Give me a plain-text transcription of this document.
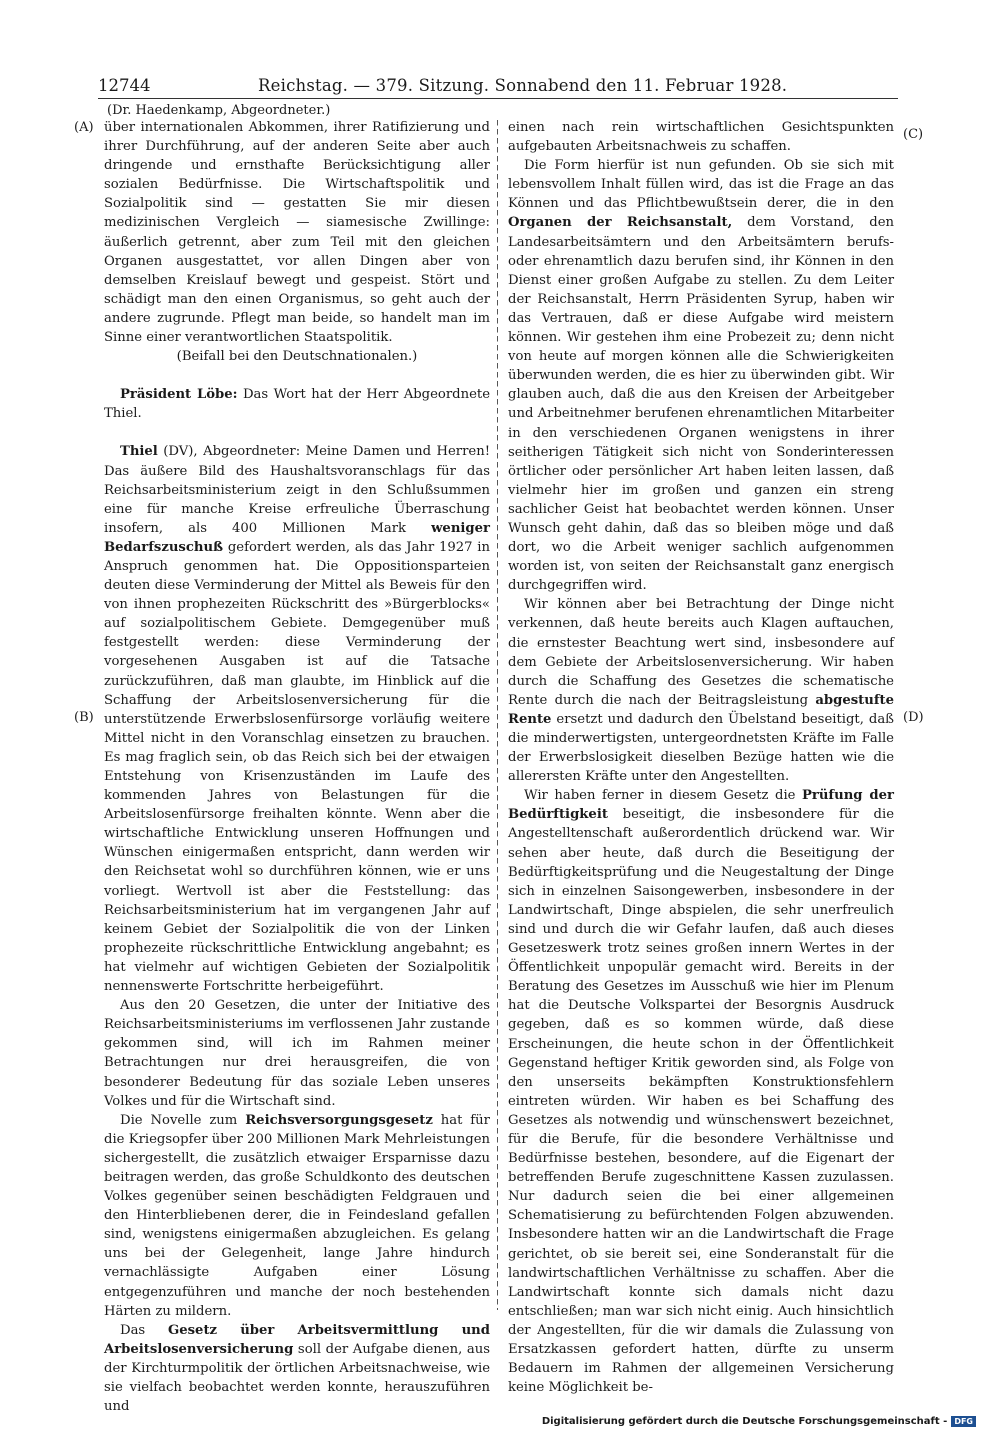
12744	Reichstag. — 379. Sitzung. Sonnabend den 11. Februar 1928.
(Dr. Haedenkamp, Abgeordneter.)
(A)
(B)
(C)
(D)

über internationalen Abkommen, ihrer Ratifizierung und ihrer Durchführung, auf der anderen Seite aber auch dringende und ernsthafte Berücksichtigung aller sozialen Bedürfnisse. Die Wirtschaftspolitik und Sozialpolitik sind — gestatten Sie mir diesen medizinischen Vergleich — siamesische Zwillinge: äußerlich getrennt, aber zum Teil mit den gleichen Organen ausgestattet, vor allen Dingen aber von demselben Kreislauf bewegt und gespeist. Stört und schädigt man den einen Organismus, so geht auch der andere zugrunde. Pflegt man beide, so handelt man im Sinne einer verantwortlichen Staatspolitik.

(Beifall bei den Deutschnationalen.)

Präsident Löbe: Das Wort hat der Herr Abgeordnete Thiel.

Thiel (DV), Abgeordneter: Meine Damen und Herren! Das äußere Bild des Haushaltsvoranschlags für das Reichsarbeitsministerium zeigt in den Schlußsummen eine für manche Kreise erfreuliche Überraschung insofern, als 400 Millionen Mark weniger Bedarfszuschuß gefordert werden, als das Jahr 1927 in Anspruch genommen hat. Die Oppositionsparteien deuten diese Verminderung der Mittel als Beweis für den von ihnen prophezeiten Rückschritt des »Bürgerblocks« auf sozialpolitischem Gebiete. Demgegenüber muß festgestellt werden: diese Verminderung der vorgesehenen Ausgaben ist auf die Tatsache zurückzuführen, daß man glaubte, im Hinblick auf die Schaffung der Arbeitslosenversicherung für die unterstützende Erwerbslosenfürsorge vorläufig weitere Mittel nicht in den Voranschlag einsetzen zu brauchen. Es mag fraglich sein, ob das Reich sich bei der etwaigen Entstehung von Krisenzuständen im Laufe des kommenden Jahres von Belastungen für die Arbeitslosenfürsorge freihalten könnte. Wenn aber die wirtschaftliche Entwicklung unseren Hoffnungen und Wünschen einigermaßen entspricht, dann werden wir den Reichsetat wohl so durchführen können, wie er uns vorliegt. Wertvoll ist aber die Feststellung: das Reichsarbeitsministerium hat im vergangenen Jahr auf keinem Gebiet der Sozialpolitik die von der Linken prophezeite rückschrittliche Entwicklung angebahnt; es hat vielmehr auf wichtigen Gebieten der Sozialpolitik nennenswerte Fortschritte herbeigeführt.

Aus den 20 Gesetzen, die unter der Initiative des Reichsarbeitsministeriums im verflossenen Jahr zustande gekommen sind, will ich im Rahmen meiner Betrachtungen nur drei herausgreifen, die von besonderer Bedeutung für das soziale Leben unseres Volkes und für die Wirtschaft sind.

Die Novelle zum Reichsversorgungsgesetz hat für die Kriegsopfer über 200 Millionen Mark Mehrleistungen sichergestellt, die zusätzlich etwaiger Ersparnisse dazu beitragen werden, das große Schuldkonto des deutschen Volkes gegenüber seinen beschädigten Feldgrauen und den Hinterbliebenen derer, die in Feindesland gefallen sind, wenigstens einigermaßen abzugleichen. Es gelang uns bei der Gelegenheit, lange Jahre hindurch vernachlässigte Aufgaben einer Lösung entgegenzuführen und manche der noch bestehenden Härten zu mildern.

Das Gesetz über Arbeitsvermittlung und Arbeitslosenversicherung soll der Aufgabe dienen, aus der Kirchturmpolitik der örtlichen Arbeitsnachweise, wie sie vielfach beobachtet werden konnte, herauszuführen und

einen nach rein wirtschaftlichen Gesichtspunkten aufgebauten Arbeitsnachweis zu schaffen.

Die Form hierfür ist nun gefunden. Ob sie sich mit lebensvollem Inhalt füllen wird, das ist die Frage an das Können und das Pflichtbewußtsein derer, die in den Organen der Reichsanstalt, dem Vorstand, den Landesarbeitsämtern und den Arbeitsämtern berufs- oder ehrenamtlich dazu berufen sind, ihr Können in den Dienst einer großen Aufgabe zu stellen. Zu dem Leiter der Reichsanstalt, Herrn Präsidenten Syrup, haben wir das Vertrauen, daß er diese Aufgabe wird meistern können. Wir gestehen ihm eine Probezeit zu; denn nicht von heute auf morgen können alle die Schwierigkeiten überwunden werden, die es hier zu überwinden gibt. Wir glauben auch, daß die aus den Kreisen der Arbeitgeber und Arbeitnehmer berufenen ehrenamtlichen Mitarbeiter in den verschiedenen Organen wenigstens in ihrer seitherigen Tätigkeit sich nicht von Sonderinteressen örtlicher oder persönlicher Art haben leiten lassen, daß vielmehr hier im großen und ganzen ein streng sachlicher Geist hat beobachtet werden können. Unser Wunsch geht dahin, daß das so bleiben möge und daß dort, wo die Arbeit weniger sachlich aufgenommen worden ist, von seiten der Reichsanstalt ganz energisch durchgegriffen wird.

Wir können aber bei Betrachtung der Dinge nicht verkennen, daß heute bereits auch Klagen auftauchen, die ernstester Beachtung wert sind, insbesondere auf dem Gebiete der Arbeitslosenversicherung. Wir haben durch die Schaffung des Gesetzes die schematische Rente durch die nach der Beitragsleistung abgestufte Rente ersetzt und dadurch den Übelstand beseitigt, daß die minderwertigsten, untergeordnetsten Kräfte im Falle der Erwerbslosigkeit dieselben Bezüge hatten wie die allerersten Kräfte unter den Angestellten.

Wir haben ferner in diesem Gesetz die Prüfung der Bedürftigkeit beseitigt, die insbesondere für die Angestelltenschaft außerordentlich drückend war. Wir sehen aber heute, daß durch die Beseitigung der Bedürftigkeitsprüfung und die Neugestaltung der Dinge sich in einzelnen Saisongewerben, insbesondere in der Landwirtschaft, Dinge abspielen, die sehr unerfreulich sind und durch die wir Gefahr laufen, daß auch dieses Gesetzeswerk trotz seines großen innern Wertes in der Öffentlichkeit unpopulär gemacht wird. Bereits in der Beratung des Gesetzes im Ausschuß wie hier im Plenum hat die Deutsche Volkspartei der Besorgnis Ausdruck gegeben, daß es so kommen würde, daß diese Erscheinungen, die heute schon in der Öffentlichkeit Gegenstand heftiger Kritik geworden sind, als Folge von den unserseits bekämpften Konstruktionsfehlern eintreten würden. Wir haben es bei Schaffung des Gesetzes als notwendig und wünschenswert bezeichnet, für die Berufe, für die besondere Verhältnisse und Bedürfnisse bestehen, besondere, auf die Eigenart der betreffenden Berufe zugeschnittene Kassen zuzulassen. Nur dadurch seien die bei einer allgemeinen Schematisierung zu befürchtenden Folgen abzuwenden. Insbesondere hatten wir an die Landwirtschaft die Frage gerichtet, ob sie bereit sei, eine Sonderanstalt für die landwirtschaftlichen Verhältnisse zu schaffen. Aber die Landwirtschaft konnte sich damals nicht dazu entschließen; man war sich nicht einig. Auch hinsichtlich der Angestellten, für die wir damals die Zulassung von Ersatzkassen gefordert hatten, dürfte zu unserm Bedauern im Rahmen der allgemeinen Versicherung keine Möglichkeit be-

Digitalisierung gefördert durch die Deutsche Forschungsgemeinschaft - DFG
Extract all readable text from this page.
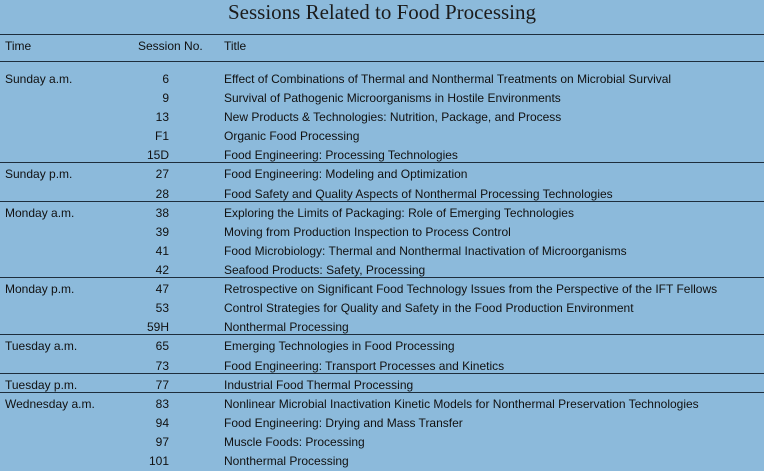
Sessions Related to Food Processing
Time	Session No. Title
Sunday a.m.	6	Effect of Combinations of Thermal and Nonthermal Treatments on Microbial Survival
9	Survival of Pathogenic Microorganisms in Hostile Environments
13	New Products & Technologies: Nutrition, Package, and Process
F1	Organic Food Processing
15D	Food Engineering: Processing Technologies
Sunday p.m.	27	Food Engineering: Modeling and Optimization
28	Food Safety and Quality Aspects of Nonthermal Processing Technologies
Monday a.m.	38	Exploring the Limits of Packaging: Role of Emerging Technologies
39	Moving from Production Inspection to Process Control
41	Food Microbiology: Thermal and Nonthermal Inactivation of Microorganisms
42	Seafood Products: Safety, Processing
Monday p.m.	47	Retrospective on Significant Food Technology Issues from the Perspective of the IFT Fellows
53	Control Strategies for Quality and Safety in the Food Production Environment
59H	Nonthermal Processing
Tuesday a.m.	65	Emerging Technologies in Food Processing
73	Food Engineering: Transport Processes and Kinetics
Tuesday p.m.	77	Industrial Food Thermal Processing
Wednesday a.m.	83	Nonlinear Microbial Inactivation Kinetic Models for Nonthermal Preservation Technologies
94	Food Engineering: Drying and Mass Transfer
97	Muscle Foods: Processing
101	Nonthermal Processing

▬▬▬▬▬▬▬▬▬▬

Copy all the lines above that hold the string "Microbial".

▸ Solution to the exercise:
Sunday a.m.	6	Effect of Combinations of Thermal and Nonthermal Treatments on Microbial Survival
Wednesday a.m.	83	Nonlinear Microbial Inactivation Kinetic Models for Nonthermal Preservation Technologies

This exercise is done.